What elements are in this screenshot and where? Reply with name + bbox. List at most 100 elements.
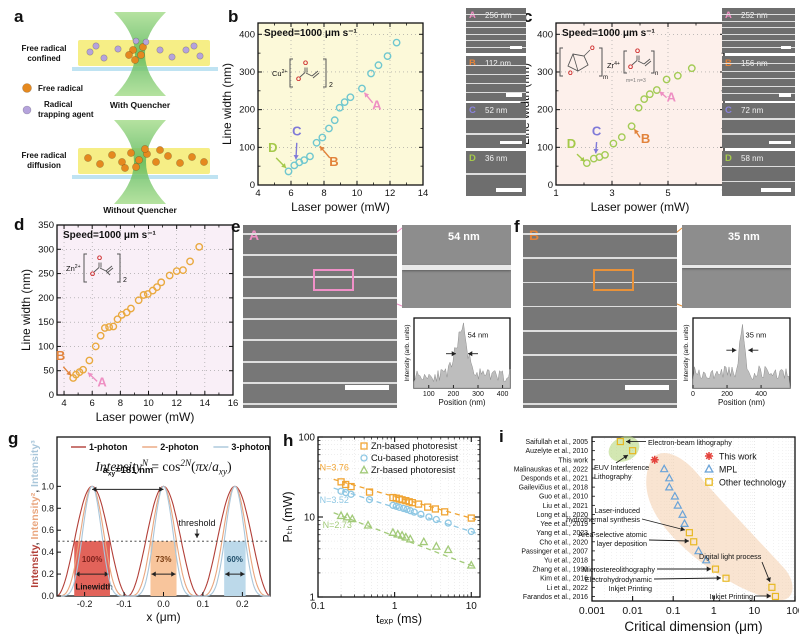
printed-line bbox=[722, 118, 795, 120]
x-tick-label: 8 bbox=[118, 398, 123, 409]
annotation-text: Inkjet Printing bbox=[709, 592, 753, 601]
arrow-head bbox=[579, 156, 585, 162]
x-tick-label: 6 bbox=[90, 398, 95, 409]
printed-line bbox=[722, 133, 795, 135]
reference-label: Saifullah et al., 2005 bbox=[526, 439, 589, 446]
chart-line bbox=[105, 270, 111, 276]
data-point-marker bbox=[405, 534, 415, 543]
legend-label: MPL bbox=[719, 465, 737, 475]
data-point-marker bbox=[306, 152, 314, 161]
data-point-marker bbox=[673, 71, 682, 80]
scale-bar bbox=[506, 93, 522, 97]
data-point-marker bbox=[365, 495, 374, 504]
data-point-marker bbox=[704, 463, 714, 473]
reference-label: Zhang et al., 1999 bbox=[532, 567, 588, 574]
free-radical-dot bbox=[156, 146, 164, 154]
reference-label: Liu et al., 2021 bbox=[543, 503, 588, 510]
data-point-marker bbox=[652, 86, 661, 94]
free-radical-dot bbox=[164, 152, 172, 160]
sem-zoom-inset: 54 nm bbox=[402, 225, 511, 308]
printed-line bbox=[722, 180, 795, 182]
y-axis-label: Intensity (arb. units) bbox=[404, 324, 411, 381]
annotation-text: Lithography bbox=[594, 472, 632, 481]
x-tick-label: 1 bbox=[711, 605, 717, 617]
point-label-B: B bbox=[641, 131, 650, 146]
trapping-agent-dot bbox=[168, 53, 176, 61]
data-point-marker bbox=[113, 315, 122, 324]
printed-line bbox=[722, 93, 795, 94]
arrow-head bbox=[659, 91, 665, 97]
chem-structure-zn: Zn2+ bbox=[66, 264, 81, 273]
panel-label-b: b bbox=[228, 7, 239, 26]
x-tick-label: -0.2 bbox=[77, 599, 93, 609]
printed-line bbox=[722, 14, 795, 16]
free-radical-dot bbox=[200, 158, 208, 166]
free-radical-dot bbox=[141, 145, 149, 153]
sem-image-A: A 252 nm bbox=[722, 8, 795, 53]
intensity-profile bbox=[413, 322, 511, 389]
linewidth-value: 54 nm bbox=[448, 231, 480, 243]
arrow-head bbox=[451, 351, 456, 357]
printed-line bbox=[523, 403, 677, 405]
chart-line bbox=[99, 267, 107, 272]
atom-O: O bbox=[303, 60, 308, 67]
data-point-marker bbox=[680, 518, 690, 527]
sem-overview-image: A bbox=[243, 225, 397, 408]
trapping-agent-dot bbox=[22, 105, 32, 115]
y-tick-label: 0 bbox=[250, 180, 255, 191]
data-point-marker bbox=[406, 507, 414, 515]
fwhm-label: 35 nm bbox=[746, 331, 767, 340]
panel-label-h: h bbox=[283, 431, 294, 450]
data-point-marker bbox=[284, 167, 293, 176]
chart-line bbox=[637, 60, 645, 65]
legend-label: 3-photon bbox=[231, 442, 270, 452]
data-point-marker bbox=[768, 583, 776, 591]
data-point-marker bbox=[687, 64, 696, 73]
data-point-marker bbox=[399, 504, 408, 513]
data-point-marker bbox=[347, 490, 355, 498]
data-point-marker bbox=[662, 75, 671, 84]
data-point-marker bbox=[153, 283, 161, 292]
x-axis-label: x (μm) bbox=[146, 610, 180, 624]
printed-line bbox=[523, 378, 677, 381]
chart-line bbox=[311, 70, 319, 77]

..............................

Copy every line above word for word, leaving out the picture.

• Complete response
What elements are in this screenshot and where? Reply with name + bbox. List at most 100 elements.
printed-line bbox=[722, 118, 795, 120]
x-tick-label: 8 bbox=[118, 398, 123, 409]
annotation-text: Inkjet Printing bbox=[709, 592, 753, 601]
arrow-head bbox=[579, 156, 585, 162]
x-tick-label: 6 bbox=[90, 398, 95, 409]
printed-line bbox=[722, 133, 795, 135]
reference-label: Saifullah et al., 2005 bbox=[526, 439, 589, 446]
chart-line bbox=[105, 270, 111, 276]
data-point-marker bbox=[405, 534, 415, 543]
legend-label: MPL bbox=[719, 465, 737, 475]
data-point-marker bbox=[306, 152, 314, 161]
data-point-marker bbox=[673, 71, 682, 80]
scale-bar bbox=[506, 93, 522, 97]
data-point-marker bbox=[365, 495, 374, 504]
data-point-marker bbox=[704, 463, 714, 473]
reference-label: Zhang et al., 1999 bbox=[532, 567, 588, 574]
free-radical-dot bbox=[156, 146, 164, 154]
reference-label: Liu et al., 2021 bbox=[543, 503, 588, 510]
data-point-marker bbox=[652, 86, 661, 94]
free-radical-dot bbox=[164, 152, 172, 160]
sem-zoom-inset: 54 nm bbox=[402, 225, 511, 308]
printed-line bbox=[722, 180, 795, 182]
y-axis-label: Intensity (arb. units) bbox=[404, 324, 411, 381]
annotation-text: Lithography bbox=[594, 472, 632, 481]
x-tick-label: 1 bbox=[711, 605, 717, 617]
point-label-B: B bbox=[641, 131, 650, 146]
trapping-agent-dot bbox=[168, 53, 176, 61]
data-point-marker bbox=[113, 315, 122, 324]
printed-line bbox=[722, 93, 795, 94]
arrow-head bbox=[659, 91, 665, 97]
chem-structure-zn: Zn2+ bbox=[66, 264, 81, 273]
panel-label-b: b bbox=[228, 7, 239, 26]
x-tick-label: -0.2 bbox=[77, 599, 93, 609]
printed-line bbox=[722, 14, 795, 16]
free-radical-dot bbox=[200, 158, 208, 166]
free-radical-dot bbox=[141, 145, 149, 153]
sem-image-A: A 252 nm bbox=[722, 8, 795, 53]
intensity-profile bbox=[413, 322, 511, 389]
linewidth-value: 54 nm bbox=[448, 231, 480, 243]
arrow-head bbox=[451, 351, 456, 357]
printed-line bbox=[523, 403, 677, 405]
chart-line bbox=[99, 267, 107, 272]
atom-O: O bbox=[303, 60, 308, 67]
data-point-marker bbox=[680, 518, 690, 527]
sem-overview-image: A bbox=[243, 225, 397, 408]
trapping-agent-dot bbox=[22, 105, 32, 115]
y-tick-label: 0 bbox=[250, 180, 255, 191]
data-point-marker bbox=[406, 507, 414, 515]
fwhm-label: 35 nm bbox=[746, 331, 767, 340]
panel-label-h: h bbox=[283, 431, 294, 450]
data-point-marker bbox=[284, 167, 293, 176]
chart-line bbox=[637, 60, 645, 65]
legend-label: 3-photon bbox=[231, 442, 270, 452]
data-point-marker bbox=[768, 583, 776, 591]
data-point-marker bbox=[687, 64, 696, 73]
data-point-marker bbox=[399, 504, 408, 513]
data-point-marker bbox=[347, 490, 355, 498]
data-point-marker bbox=[662, 75, 671, 84]
data-point-marker bbox=[153, 283, 161, 292]
x-axis-label: x (μm) bbox=[146, 610, 180, 624]
printed-line bbox=[523, 378, 677, 381]
chart-line bbox=[311, 70, 319, 77]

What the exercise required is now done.